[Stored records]
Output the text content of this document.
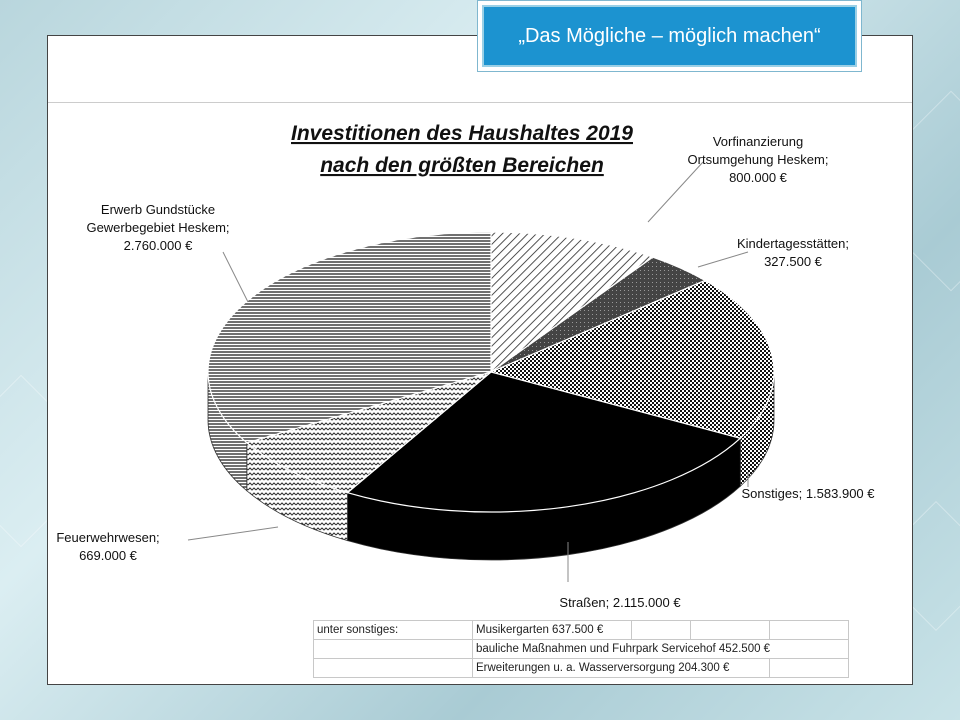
„Das Mögliche – möglich machen“
Vorfinanzierung Ortsumgehung Heskem; 800.000 €
Kindertagesstätten; 327.500 €
Sonstiges; 1.583.900 €
Straßen; 2.115.000 €
Feuerwehrwesen; 669.000 €
Erwerb Gundstücke Gewerbegebiet Heskem; 2.760.000 €
Investitionen des Haushaltes 2019
nach den größten Bereichen
unter sonstiges:	Musikergarten 637.500 €			
	bauliche Maßnahmen und Fuhrpark Servicehof 452.500 €			
	Erweiterungen u. a. Wasserversorgung 204.300 €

• **WHAT THE TASK ASKS**:
Write down only how many lines in the listing contain the word "Heskem".

• **OUTPUT OF THE EXERCISE**:
2